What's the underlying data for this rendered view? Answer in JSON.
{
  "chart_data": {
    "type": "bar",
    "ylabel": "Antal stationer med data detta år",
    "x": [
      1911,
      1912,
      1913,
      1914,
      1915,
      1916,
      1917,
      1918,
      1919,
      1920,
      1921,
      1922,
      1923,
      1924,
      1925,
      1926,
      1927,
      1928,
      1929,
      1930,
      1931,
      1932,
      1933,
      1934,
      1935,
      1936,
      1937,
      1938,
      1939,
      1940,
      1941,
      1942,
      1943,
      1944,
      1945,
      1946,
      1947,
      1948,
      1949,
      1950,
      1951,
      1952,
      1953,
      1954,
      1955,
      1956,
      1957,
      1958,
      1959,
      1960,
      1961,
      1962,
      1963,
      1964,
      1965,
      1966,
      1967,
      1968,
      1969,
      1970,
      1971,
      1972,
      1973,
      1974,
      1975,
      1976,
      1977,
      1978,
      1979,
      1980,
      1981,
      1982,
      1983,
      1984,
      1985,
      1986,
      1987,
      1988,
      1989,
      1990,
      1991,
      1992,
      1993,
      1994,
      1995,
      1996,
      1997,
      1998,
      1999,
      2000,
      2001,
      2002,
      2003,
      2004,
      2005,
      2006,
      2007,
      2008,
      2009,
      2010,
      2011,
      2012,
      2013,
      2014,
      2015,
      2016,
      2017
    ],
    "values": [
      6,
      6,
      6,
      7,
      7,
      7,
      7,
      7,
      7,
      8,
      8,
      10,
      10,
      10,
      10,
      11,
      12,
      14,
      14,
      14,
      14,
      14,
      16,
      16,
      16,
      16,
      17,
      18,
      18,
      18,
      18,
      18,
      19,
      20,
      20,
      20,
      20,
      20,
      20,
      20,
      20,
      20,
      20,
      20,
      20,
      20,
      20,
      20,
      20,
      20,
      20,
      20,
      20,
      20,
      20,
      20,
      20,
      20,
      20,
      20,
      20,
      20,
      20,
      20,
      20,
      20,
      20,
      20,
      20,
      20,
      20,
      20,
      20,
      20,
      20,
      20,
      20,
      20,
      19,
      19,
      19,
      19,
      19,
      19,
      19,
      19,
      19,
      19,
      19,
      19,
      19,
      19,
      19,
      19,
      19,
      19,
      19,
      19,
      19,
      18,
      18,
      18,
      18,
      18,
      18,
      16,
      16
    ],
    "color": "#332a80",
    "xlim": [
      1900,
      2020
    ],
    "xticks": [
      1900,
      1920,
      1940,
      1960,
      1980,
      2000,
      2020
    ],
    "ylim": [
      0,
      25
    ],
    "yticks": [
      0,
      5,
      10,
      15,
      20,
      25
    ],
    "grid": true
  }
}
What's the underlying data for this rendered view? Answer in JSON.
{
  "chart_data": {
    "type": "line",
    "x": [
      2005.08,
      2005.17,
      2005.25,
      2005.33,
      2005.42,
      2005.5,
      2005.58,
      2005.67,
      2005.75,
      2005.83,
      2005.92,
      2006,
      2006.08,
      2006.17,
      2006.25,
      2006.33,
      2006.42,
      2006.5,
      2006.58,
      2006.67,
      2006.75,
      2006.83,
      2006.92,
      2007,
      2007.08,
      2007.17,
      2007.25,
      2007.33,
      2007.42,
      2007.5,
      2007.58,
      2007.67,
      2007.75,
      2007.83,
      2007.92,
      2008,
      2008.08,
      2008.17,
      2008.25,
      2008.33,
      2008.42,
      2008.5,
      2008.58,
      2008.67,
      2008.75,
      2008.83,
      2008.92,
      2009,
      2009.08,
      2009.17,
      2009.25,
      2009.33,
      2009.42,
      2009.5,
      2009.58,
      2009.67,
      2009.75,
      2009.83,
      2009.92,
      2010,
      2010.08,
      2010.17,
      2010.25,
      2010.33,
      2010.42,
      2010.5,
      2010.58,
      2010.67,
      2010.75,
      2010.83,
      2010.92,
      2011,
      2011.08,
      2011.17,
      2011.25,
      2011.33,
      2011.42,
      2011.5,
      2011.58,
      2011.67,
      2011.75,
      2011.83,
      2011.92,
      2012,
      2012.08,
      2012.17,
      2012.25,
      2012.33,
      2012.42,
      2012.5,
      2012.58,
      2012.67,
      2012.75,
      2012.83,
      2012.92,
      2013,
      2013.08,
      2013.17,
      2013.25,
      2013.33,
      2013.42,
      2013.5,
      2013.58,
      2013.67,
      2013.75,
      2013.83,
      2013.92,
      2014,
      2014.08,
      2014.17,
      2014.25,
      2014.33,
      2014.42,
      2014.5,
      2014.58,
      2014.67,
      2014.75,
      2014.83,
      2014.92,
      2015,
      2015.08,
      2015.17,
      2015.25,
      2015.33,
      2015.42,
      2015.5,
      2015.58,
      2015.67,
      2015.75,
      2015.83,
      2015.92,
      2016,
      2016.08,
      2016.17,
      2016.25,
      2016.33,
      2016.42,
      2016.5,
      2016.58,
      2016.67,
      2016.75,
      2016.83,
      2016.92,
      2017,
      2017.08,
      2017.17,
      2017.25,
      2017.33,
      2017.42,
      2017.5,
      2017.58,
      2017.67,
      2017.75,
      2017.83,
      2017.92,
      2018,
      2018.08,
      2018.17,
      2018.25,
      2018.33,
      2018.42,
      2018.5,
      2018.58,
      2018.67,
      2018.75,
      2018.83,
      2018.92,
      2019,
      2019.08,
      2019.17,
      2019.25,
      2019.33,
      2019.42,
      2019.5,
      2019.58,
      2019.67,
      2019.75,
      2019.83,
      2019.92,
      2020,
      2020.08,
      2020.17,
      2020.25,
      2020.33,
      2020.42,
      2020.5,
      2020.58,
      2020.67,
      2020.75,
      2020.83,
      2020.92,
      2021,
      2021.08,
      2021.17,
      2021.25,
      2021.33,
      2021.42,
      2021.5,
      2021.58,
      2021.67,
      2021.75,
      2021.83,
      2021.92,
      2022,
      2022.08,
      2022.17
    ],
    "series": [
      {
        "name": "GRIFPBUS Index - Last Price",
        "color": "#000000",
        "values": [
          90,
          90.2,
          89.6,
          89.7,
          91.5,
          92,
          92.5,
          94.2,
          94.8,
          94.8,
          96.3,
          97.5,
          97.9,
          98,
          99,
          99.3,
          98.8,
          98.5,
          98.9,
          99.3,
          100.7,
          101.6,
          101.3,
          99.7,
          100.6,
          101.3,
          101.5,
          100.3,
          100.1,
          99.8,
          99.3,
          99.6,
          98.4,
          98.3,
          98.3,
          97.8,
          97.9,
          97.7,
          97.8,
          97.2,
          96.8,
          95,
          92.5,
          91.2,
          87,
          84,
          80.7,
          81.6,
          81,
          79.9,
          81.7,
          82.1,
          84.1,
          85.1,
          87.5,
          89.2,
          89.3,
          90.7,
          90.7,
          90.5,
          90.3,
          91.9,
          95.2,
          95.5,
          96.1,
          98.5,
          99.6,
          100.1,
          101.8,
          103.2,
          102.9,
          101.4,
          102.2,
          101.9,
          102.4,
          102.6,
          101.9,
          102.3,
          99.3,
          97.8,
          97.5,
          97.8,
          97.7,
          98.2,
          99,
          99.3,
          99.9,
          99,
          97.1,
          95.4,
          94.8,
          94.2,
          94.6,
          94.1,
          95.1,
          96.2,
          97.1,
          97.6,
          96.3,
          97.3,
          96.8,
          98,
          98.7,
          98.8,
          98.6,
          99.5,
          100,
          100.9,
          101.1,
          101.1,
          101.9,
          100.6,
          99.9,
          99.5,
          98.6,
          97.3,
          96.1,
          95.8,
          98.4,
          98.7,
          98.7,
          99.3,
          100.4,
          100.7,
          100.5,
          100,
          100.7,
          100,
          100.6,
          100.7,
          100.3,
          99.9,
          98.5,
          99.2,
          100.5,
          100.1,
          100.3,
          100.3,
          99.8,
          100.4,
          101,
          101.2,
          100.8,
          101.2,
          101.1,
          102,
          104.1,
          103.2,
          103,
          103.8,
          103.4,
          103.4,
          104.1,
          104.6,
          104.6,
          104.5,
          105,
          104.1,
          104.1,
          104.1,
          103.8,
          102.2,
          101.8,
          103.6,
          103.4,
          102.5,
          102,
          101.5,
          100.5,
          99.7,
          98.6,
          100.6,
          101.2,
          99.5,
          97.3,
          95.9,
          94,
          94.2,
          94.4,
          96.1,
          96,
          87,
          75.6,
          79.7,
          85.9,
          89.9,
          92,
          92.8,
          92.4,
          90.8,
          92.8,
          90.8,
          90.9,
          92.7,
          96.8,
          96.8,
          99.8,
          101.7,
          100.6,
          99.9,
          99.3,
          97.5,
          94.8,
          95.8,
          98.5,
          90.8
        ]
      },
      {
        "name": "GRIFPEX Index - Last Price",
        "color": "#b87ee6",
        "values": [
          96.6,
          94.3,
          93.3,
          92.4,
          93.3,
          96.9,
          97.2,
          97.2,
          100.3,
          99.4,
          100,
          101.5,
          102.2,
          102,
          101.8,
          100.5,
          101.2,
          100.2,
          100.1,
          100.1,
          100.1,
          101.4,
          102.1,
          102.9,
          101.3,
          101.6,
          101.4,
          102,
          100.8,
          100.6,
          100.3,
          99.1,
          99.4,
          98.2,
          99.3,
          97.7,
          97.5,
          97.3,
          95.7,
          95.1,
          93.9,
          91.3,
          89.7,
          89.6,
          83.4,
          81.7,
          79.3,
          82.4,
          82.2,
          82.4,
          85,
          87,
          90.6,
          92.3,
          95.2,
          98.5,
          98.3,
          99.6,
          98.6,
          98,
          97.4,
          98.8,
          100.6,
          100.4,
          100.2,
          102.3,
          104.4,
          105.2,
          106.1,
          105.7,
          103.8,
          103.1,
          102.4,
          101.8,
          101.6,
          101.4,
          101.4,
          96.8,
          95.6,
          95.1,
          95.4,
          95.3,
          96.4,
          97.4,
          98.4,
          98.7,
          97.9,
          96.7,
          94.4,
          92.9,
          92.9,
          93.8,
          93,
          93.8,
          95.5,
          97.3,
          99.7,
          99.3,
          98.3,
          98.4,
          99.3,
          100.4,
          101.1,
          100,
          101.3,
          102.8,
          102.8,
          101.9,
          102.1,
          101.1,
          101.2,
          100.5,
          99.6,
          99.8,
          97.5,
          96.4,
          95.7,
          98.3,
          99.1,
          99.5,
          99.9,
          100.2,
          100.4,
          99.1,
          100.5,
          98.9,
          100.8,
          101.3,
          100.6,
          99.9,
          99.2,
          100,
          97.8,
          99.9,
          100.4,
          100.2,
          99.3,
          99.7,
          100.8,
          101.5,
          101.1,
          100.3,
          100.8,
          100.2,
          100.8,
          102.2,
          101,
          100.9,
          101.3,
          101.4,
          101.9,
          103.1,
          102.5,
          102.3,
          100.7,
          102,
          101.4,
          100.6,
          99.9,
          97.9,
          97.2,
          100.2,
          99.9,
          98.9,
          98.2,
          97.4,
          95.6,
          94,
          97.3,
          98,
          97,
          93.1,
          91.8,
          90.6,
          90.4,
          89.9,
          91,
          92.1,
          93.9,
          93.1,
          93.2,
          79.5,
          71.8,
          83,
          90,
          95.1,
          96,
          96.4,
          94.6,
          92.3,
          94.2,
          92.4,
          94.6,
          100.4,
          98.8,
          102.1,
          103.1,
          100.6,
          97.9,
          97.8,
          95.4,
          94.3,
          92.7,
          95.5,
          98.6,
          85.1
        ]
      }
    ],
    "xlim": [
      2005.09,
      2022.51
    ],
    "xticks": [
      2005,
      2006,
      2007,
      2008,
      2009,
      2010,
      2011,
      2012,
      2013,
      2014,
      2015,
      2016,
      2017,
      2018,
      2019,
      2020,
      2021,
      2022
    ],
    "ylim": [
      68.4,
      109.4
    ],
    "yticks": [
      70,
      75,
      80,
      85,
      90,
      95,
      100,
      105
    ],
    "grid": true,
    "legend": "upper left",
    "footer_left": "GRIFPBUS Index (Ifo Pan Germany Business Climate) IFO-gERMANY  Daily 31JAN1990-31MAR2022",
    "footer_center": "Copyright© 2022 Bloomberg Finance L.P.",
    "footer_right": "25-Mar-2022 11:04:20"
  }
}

══════════════════════════════

TASK
Scan the entries above for the word "Last" and collect each line holding it.

RESULT BELOW
        "name": "GRIFPBUS Index - Last Price",
        "name": "GRIFPEX Index - Last Price",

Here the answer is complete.